**Task statement**
Only the pictures stay out; every record is to be quoted exactly.

**Stored data**

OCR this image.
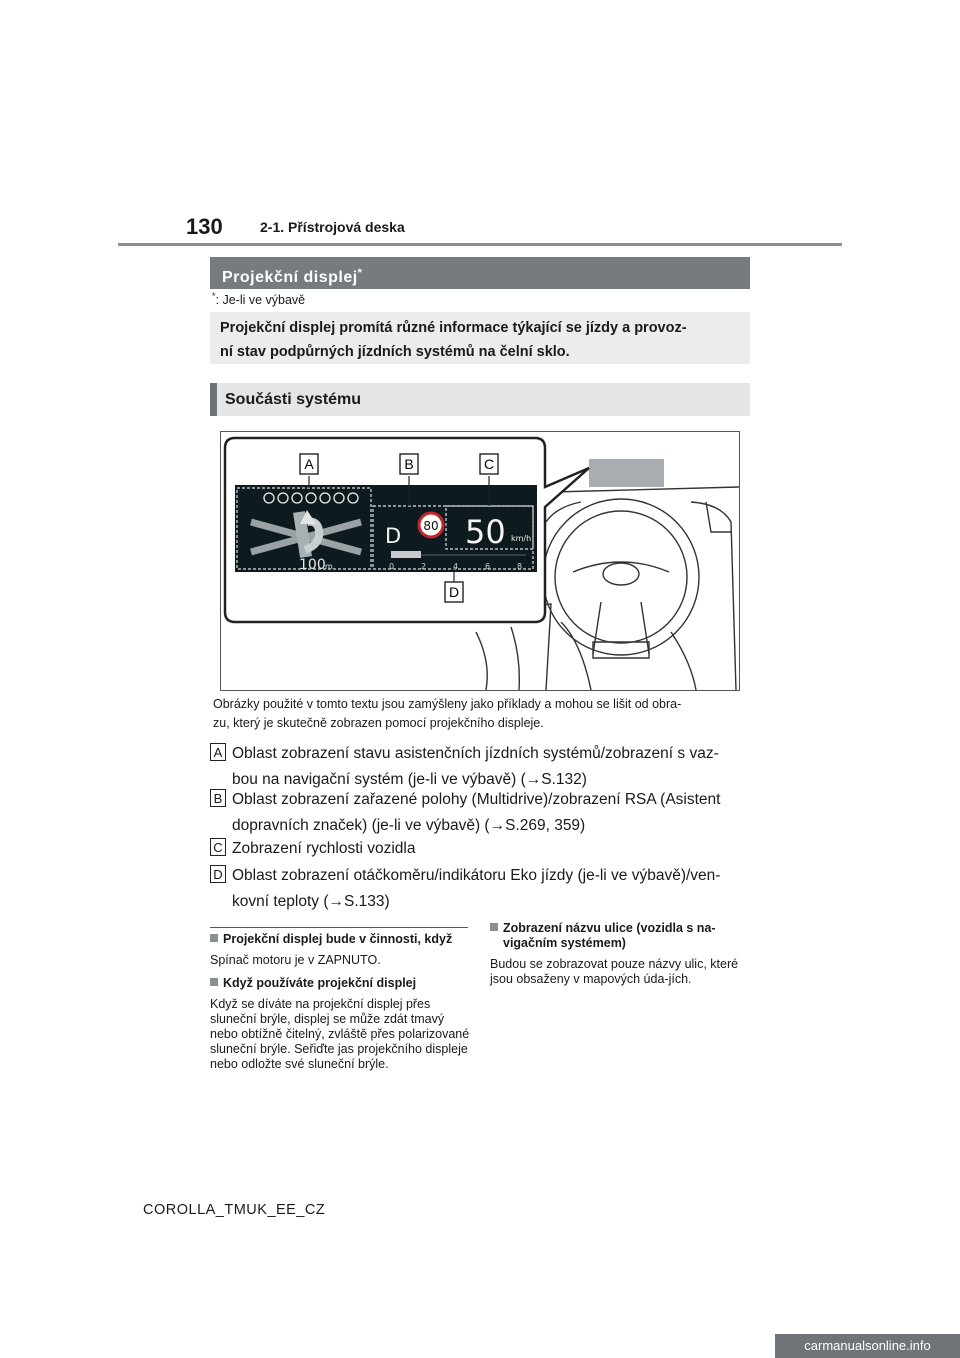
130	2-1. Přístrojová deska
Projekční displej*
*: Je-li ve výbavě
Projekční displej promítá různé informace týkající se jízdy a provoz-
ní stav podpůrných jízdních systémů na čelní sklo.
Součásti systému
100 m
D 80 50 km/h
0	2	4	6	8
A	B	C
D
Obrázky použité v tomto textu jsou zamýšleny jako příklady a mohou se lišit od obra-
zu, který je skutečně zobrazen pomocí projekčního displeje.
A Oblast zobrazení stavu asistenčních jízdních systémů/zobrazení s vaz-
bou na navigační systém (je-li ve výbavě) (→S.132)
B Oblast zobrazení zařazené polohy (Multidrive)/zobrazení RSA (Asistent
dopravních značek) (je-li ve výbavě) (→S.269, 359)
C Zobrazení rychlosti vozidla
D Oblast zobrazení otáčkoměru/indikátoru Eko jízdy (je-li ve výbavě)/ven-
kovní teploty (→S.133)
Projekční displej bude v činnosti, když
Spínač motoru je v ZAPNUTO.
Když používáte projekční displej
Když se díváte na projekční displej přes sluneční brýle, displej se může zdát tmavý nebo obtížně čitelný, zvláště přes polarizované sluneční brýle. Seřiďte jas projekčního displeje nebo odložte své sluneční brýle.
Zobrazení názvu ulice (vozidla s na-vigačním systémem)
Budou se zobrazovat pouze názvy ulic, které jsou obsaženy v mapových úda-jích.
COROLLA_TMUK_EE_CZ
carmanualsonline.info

**Solution to the problem**
OCR this image.
130	2-1. Přístrojová deska
Projekční displej*
*: Je-li ve výbavě
Projekční displej promítá různé informace týkající se jízdy a provoz-
ní stav podpůrných jízdních systémů na čelní sklo.
Součásti systému
100 m
D 80 50 km/h
0	2	4	6	8
A	B	C
D
Obrázky použité v tomto textu jsou zamýšleny jako příklady a mohou se lišit od obra-
zu, který je skutečně zobrazen pomocí projekčního displeje.
A Oblast zobrazení stavu asistenčních jízdních systémů/zobrazení s vaz-
bou na navigační systém (je-li ve výbavě) (→S.132)
B Oblast zobrazení zařazené polohy (Multidrive)/zobrazení RSA (Asistent
dopravních značek) (je-li ve výbavě) (→S.269, 359)
C Zobrazení rychlosti vozidla
D Oblast zobrazení otáčkoměru/indikátoru Eko jízdy (je-li ve výbavě)/ven-
kovní teploty (→S.133)
Projekční displej bude v činnosti, když
Spínač motoru je v ZAPNUTO.
Když používáte projekční displej
Když se díváte na projekční displej přes sluneční brýle, displej se může zdát tmavý nebo obtížně čitelný, zvláště přes polarizované sluneční brýle. Seřiďte jas projekčního displeje nebo odložte své sluneční brýle.
Zobrazení názvu ulice (vozidla s na-vigačním systémem)
Budou se zobrazovat pouze názvy ulic, které jsou obsaženy v mapových úda-jích.
COROLLA_TMUK_EE_CZ
carmanualsonline.info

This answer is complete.